(Stored data)
————

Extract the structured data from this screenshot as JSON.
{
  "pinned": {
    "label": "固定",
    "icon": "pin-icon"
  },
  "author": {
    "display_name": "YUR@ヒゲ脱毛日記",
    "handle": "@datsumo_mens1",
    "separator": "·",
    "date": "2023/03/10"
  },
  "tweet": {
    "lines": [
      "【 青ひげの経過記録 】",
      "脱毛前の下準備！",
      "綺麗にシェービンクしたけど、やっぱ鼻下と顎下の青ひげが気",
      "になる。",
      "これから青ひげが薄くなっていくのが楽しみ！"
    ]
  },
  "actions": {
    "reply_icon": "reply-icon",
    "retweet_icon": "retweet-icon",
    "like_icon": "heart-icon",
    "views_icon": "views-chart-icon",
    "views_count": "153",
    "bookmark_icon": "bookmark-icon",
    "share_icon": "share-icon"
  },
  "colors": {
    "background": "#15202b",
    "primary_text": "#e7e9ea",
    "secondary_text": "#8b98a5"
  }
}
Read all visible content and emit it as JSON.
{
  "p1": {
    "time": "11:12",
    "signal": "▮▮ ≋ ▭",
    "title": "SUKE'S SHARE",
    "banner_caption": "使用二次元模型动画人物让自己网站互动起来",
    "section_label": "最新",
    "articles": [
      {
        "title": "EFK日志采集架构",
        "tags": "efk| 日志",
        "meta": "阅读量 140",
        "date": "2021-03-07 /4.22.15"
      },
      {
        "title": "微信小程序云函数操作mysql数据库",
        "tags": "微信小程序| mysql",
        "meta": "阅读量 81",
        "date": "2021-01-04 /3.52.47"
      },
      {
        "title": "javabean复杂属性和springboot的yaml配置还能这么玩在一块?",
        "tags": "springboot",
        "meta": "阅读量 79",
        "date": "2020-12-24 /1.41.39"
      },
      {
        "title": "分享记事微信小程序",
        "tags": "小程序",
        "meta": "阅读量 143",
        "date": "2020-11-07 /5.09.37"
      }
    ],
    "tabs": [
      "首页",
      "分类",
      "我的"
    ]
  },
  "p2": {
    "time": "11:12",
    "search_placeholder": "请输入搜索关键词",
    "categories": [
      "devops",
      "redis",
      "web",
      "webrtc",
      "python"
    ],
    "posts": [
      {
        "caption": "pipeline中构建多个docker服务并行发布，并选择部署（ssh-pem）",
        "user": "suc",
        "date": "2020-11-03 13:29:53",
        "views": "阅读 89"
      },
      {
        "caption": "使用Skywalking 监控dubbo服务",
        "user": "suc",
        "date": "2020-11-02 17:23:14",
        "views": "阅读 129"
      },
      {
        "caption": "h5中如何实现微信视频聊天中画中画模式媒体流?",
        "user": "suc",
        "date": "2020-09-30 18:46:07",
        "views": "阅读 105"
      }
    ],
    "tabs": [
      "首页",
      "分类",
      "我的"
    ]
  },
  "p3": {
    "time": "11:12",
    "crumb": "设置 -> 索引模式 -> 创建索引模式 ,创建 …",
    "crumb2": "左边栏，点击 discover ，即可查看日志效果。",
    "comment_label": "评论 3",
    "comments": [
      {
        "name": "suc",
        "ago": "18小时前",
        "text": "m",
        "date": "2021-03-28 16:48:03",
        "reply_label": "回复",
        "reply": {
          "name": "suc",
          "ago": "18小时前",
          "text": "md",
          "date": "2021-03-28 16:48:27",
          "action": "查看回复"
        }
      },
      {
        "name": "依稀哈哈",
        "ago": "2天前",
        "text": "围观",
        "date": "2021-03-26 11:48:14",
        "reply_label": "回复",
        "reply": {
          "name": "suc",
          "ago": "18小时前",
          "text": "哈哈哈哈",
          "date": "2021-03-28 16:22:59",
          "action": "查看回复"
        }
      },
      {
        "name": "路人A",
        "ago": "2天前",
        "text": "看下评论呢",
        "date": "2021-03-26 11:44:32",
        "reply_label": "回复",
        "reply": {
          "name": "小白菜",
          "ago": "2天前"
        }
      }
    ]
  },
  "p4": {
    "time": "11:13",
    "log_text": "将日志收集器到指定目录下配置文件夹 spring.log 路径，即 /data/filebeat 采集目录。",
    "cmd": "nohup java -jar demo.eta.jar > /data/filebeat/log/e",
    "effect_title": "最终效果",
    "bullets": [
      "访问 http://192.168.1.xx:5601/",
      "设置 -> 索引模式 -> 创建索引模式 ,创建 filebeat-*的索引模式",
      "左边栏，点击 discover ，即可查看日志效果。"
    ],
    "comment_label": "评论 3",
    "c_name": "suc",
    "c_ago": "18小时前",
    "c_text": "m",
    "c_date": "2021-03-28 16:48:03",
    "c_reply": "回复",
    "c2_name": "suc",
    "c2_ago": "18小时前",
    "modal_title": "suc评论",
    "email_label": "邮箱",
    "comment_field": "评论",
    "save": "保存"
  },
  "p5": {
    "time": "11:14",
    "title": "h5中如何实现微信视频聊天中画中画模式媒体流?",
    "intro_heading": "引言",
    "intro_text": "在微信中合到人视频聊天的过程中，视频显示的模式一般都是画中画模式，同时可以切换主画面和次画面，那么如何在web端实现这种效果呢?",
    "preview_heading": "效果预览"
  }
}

————

◆ **EXERCISE DESCRIPTION**
Quote every line of the data, word for word.

◆ **TASK SOLUTION**
Extract the structured data from this screenshot as JSON.
{
  "pinned": {
    "label": "固定",
    "icon": "pin-icon"
  },
  "author": {
    "display_name": "YUR@ヒゲ脱毛日記",
    "handle": "@datsumo_mens1",
    "separator": "·",
    "date": "2023/03/10"
  },
  "tweet": {
    "lines": [
      "【 青ひげの経過記録 】",
      "脱毛前の下準備！",
      "綺麗にシェービンクしたけど、やっぱ鼻下と顎下の青ひげが気",
      "になる。",
      "これから青ひげが薄くなっていくのが楽しみ！"
    ]
  },
  "actions": {
    "reply_icon": "reply-icon",
    "retweet_icon": "retweet-icon",
    "like_icon": "heart-icon",
    "views_icon": "views-chart-icon",
    "views_count": "153",
    "bookmark_icon": "bookmark-icon",
    "share_icon": "share-icon"
  },
  "colors": {
    "background": "#15202b",
    "primary_text": "#e7e9ea",
    "secondary_text": "#8b98a5"
  }
}
Read all visible content and emit it as JSON.
{
  "p1": {
    "time": "11:12",
    "signal": "▮▮ ≋ ▭",
    "title": "SUKE'S SHARE",
    "banner_caption": "使用二次元模型动画人物让自己网站互动起来",
    "section_label": "最新",
    "articles": [
      {
        "title": "EFK日志采集架构",
        "tags": "efk| 日志",
        "meta": "阅读量 140",
        "date": "2021-03-07 /4.22.15"
      },
      {
        "title": "微信小程序云函数操作mysql数据库",
        "tags": "微信小程序| mysql",
        "meta": "阅读量 81",
        "date": "2021-01-04 /3.52.47"
      },
      {
        "title": "javabean复杂属性和springboot的yaml配置还能这么玩在一块?",
        "tags": "springboot",
        "meta": "阅读量 79",
        "date": "2020-12-24 /1.41.39"
      },
      {
        "title": "分享记事微信小程序",
        "tags": "小程序",
        "meta": "阅读量 143",
        "date": "2020-11-07 /5.09.37"
      }
    ],
    "tabs": [
      "首页",
      "分类",
      "我的"
    ]
  },
  "p2": {
    "time": "11:12",
    "search_placeholder": "请输入搜索关键词",
    "categories": [
      "devops",
      "redis",
      "web",
      "webrtc",
      "python"
    ],
    "posts": [
      {
        "caption": "pipeline中构建多个docker服务并行发布，并选择部署（ssh-pem）",
        "user": "suc",
        "date": "2020-11-03 13:29:53",
        "views": "阅读 89"
      },
      {
        "caption": "使用Skywalking 监控dubbo服务",
        "user": "suc",
        "date": "2020-11-02 17:23:14",
        "views": "阅读 129"
      },
      {
        "caption": "h5中如何实现微信视频聊天中画中画模式媒体流?",
        "user": "suc",
        "date": "2020-09-30 18:46:07",
        "views": "阅读 105"
      }
    ],
    "tabs": [
      "首页",
      "分类",
      "我的"
    ]
  },
  "p3": {
    "time": "11:12",
    "crumb": "设置 -> 索引模式 -> 创建索引模式 ,创建 …",
    "crumb2": "左边栏，点击 discover ，即可查看日志效果。",
    "comment_label": "评论 3",
    "comments": [
      {
        "name": "suc",
        "ago": "18小时前",
        "text": "m",
        "date": "2021-03-28 16:48:03",
        "reply_label": "回复",
        "reply": {
          "name": "suc",
          "ago": "18小时前",
          "text": "md",
          "date": "2021-03-28 16:48:27",
          "action": "查看回复"
        }
      },
      {
        "name": "依稀哈哈",
        "ago": "2天前",
        "text": "围观",
        "date": "2021-03-26 11:48:14",
        "reply_label": "回复",
        "reply": {
          "name": "suc",
          "ago": "18小时前",
          "text": "哈哈哈哈",
          "date": "2021-03-28 16:22:59",
          "action": "查看回复"
        }
      },
      {
        "name": "路人A",
        "ago": "2天前",
        "text": "看下评论呢",
        "date": "2021-03-26 11:44:32",
        "reply_label": "回复",
        "reply": {
          "name": "小白菜",
          "ago": "2天前"
        }
      }
    ]
  },
  "p4": {
    "time": "11:13",
    "log_text": "将日志收集器到指定目录下配置文件夹 spring.log 路径，即 /data/filebeat 采集目录。",
    "cmd": "nohup java -jar demo.eta.jar > /data/filebeat/log/e",
    "effect_title": "最终效果",
    "bullets": [
      "访问 http://192.168.1.xx:5601/",
      "设置 -> 索引模式 -> 创建索引模式 ,创建 filebeat-*的索引模式",
      "左边栏，点击 discover ，即可查看日志效果。"
    ],
    "comment_label": "评论 3",
    "c_name": "suc",
    "c_ago": "18小时前",
    "c_text": "m",
    "c_date": "2021-03-28 16:48:03",
    "c_reply": "回复",
    "c2_name": "suc",
    "c2_ago": "18小时前",
    "modal_title": "suc评论",
    "email_label": "邮箱",
    "comment_field": "评论",
    "save": "保存"
  },
  "p5": {
    "time": "11:14",
    "title": "h5中如何实现微信视频聊天中画中画模式媒体流?",
    "intro_heading": "引言",
    "intro_text": "在微信中合到人视频聊天的过程中，视频显示的模式一般都是画中画模式，同时可以切换主画面和次画面，那么如何在web端实现这种效果呢?",
    "preview_heading": "效果预览"
  }
}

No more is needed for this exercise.